→ **Required work**
Only the number is wanted: count the lines that contain "image".
--- START OF Records for the exercise ---
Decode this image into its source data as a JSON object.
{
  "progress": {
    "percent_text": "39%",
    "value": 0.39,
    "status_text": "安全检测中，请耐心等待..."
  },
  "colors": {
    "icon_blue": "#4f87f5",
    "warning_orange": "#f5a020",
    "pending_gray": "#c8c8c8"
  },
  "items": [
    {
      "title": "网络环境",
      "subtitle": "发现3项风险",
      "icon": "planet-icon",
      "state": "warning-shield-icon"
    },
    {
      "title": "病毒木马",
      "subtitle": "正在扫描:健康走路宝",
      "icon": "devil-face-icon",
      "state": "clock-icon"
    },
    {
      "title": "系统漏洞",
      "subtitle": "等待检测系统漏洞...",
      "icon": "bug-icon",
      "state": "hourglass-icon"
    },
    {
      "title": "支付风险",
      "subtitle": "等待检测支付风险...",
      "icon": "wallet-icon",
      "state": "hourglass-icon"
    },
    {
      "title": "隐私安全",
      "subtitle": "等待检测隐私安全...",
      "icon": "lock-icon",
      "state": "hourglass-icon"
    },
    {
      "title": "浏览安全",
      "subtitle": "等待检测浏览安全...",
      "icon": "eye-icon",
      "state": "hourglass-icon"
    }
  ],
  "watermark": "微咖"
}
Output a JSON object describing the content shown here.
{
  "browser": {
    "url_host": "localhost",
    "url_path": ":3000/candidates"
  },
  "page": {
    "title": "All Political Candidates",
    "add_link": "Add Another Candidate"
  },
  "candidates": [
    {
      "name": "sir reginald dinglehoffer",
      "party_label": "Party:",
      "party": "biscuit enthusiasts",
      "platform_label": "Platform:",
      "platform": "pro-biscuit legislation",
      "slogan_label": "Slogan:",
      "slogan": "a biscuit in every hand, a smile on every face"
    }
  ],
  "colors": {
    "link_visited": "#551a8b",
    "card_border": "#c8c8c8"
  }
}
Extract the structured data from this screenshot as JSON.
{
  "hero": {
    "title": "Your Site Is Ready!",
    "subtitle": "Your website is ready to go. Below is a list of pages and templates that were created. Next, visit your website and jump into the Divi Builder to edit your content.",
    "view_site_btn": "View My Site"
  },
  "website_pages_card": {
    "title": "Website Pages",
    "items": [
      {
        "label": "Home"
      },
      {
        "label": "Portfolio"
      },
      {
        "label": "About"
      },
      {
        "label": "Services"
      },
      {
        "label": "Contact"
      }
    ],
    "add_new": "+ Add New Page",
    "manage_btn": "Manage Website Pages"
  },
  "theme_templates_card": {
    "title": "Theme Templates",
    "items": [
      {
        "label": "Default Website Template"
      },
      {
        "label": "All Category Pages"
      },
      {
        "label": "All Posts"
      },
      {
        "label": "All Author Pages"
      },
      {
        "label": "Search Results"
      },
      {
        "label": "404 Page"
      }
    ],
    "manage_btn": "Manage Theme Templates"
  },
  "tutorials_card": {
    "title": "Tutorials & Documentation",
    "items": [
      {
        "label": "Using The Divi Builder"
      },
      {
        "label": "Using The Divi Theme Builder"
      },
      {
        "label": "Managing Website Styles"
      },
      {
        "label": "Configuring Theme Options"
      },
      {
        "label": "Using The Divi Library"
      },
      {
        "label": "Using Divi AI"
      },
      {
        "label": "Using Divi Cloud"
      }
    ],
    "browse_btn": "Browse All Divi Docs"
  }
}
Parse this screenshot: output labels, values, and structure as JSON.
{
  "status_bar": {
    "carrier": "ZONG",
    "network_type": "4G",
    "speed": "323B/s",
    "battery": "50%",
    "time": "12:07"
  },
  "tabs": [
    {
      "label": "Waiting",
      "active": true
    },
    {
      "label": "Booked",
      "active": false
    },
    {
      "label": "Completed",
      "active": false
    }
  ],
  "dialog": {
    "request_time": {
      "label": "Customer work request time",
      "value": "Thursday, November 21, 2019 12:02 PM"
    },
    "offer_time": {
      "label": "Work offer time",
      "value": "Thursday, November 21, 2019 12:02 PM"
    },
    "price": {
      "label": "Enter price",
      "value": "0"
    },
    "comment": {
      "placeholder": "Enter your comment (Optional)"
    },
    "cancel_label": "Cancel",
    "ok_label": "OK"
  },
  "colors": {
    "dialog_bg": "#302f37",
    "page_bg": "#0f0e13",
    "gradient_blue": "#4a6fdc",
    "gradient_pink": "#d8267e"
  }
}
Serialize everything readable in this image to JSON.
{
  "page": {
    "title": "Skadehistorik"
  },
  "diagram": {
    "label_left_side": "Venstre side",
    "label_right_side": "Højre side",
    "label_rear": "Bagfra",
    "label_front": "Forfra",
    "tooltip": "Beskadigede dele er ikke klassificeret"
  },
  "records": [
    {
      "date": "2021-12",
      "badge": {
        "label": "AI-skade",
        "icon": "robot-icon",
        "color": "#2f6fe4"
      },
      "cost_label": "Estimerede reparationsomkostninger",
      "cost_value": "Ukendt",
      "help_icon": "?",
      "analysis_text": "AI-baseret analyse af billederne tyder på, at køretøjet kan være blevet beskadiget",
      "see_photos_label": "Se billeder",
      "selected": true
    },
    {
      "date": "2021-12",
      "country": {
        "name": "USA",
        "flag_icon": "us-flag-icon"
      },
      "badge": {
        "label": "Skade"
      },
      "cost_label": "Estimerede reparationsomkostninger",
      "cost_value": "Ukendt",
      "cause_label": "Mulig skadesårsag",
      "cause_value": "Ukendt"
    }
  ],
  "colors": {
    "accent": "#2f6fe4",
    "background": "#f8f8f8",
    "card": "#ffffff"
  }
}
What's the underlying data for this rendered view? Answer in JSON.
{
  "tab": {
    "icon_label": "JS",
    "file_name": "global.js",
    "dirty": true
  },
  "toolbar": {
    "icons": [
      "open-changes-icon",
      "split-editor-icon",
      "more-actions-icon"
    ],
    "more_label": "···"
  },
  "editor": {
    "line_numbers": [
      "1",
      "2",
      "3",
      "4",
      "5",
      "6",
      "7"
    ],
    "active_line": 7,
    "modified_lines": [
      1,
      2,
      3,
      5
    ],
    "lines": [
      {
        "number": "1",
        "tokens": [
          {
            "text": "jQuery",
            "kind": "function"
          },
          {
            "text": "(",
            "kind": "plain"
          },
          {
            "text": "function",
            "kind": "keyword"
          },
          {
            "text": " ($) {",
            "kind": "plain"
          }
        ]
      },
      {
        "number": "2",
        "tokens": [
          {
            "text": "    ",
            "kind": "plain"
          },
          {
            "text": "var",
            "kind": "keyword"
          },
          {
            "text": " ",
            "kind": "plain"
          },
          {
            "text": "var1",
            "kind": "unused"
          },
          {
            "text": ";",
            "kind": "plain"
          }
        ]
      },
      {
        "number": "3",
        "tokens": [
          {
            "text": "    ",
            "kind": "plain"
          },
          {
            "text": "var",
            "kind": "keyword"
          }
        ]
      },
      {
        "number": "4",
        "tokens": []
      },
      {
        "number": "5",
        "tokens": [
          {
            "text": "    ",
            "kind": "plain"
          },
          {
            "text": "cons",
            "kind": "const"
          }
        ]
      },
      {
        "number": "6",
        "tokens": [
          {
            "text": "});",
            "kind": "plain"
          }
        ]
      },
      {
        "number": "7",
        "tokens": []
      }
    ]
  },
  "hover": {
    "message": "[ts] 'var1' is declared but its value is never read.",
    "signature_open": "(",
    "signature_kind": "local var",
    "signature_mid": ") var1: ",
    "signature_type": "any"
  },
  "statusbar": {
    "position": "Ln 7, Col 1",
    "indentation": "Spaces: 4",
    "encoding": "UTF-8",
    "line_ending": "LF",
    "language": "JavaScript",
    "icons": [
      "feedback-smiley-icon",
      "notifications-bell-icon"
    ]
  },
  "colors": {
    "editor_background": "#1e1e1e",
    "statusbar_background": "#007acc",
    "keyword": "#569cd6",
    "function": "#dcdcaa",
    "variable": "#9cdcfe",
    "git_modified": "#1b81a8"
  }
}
--- END OF Records for the exercise ---
→ **Reply to the exercise**
2